• [Exercise instructions] Output the data that follows exactly, line for line.

• [Exercise inputs]
=-=-=
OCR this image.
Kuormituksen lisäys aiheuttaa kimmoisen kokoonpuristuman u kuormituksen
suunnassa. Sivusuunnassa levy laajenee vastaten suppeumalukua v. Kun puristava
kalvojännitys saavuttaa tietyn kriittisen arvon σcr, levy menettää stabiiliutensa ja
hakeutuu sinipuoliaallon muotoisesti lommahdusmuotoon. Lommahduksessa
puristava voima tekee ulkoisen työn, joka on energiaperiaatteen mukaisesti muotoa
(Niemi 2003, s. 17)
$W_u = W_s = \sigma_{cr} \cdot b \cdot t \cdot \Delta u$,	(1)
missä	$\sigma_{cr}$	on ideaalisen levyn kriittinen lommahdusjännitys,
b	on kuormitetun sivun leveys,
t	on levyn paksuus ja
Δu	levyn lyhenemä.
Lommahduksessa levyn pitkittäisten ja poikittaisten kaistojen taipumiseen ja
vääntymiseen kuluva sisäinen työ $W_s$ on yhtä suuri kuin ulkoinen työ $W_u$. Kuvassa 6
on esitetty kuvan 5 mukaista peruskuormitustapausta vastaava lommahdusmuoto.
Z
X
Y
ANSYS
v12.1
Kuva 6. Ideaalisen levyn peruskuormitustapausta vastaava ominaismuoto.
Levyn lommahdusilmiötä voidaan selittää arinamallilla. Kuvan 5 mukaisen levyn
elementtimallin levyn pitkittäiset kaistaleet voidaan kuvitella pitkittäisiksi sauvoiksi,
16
=-=-=
• [Exercise output]
OCR this image.
Kuormituksen lisäys aiheuttaa kimmoisen kokoonpuristuman u kuormituksen
suunnassa. Sivusuunnassa levy laajenee vastaten suppeumalukua v. Kun puristava
kalvojännitys saavuttaa tietyn kriittisen arvon σcr, levy menettää stabiiliutensa ja
hakeutuu sinipuoliaallon muotoisesti lommahdusmuotoon. Lommahduksessa
puristava voima tekee ulkoisen työn, joka on energiaperiaatteen mukaisesti muotoa
(Niemi 2003, s. 17)
$W_u = W_s = \sigma_{cr} \cdot b \cdot t \cdot \Delta u$,	(1)
missä	$\sigma_{cr}$	on ideaalisen levyn kriittinen lommahdusjännitys,
b	on kuormitetun sivun leveys,
t	on levyn paksuus ja
Δu	levyn lyhenemä.
Lommahduksessa levyn pitkittäisten ja poikittaisten kaistojen taipumiseen ja
vääntymiseen kuluva sisäinen työ $W_s$ on yhtä suuri kuin ulkoinen työ $W_u$. Kuvassa 6
on esitetty kuvan 5 mukaista peruskuormitustapausta vastaava lommahdusmuoto.
Z
X
Y
ANSYS
v12.1
Kuva 6. Ideaalisen levyn peruskuormitustapausta vastaava ominaismuoto.
Levyn lommahdusilmiötä voidaan selittää arinamallilla. Kuvan 5 mukaisen levyn
elementtimallin levyn pitkittäiset kaistaleet voidaan kuvitella pitkittäisiksi sauvoiksi,
16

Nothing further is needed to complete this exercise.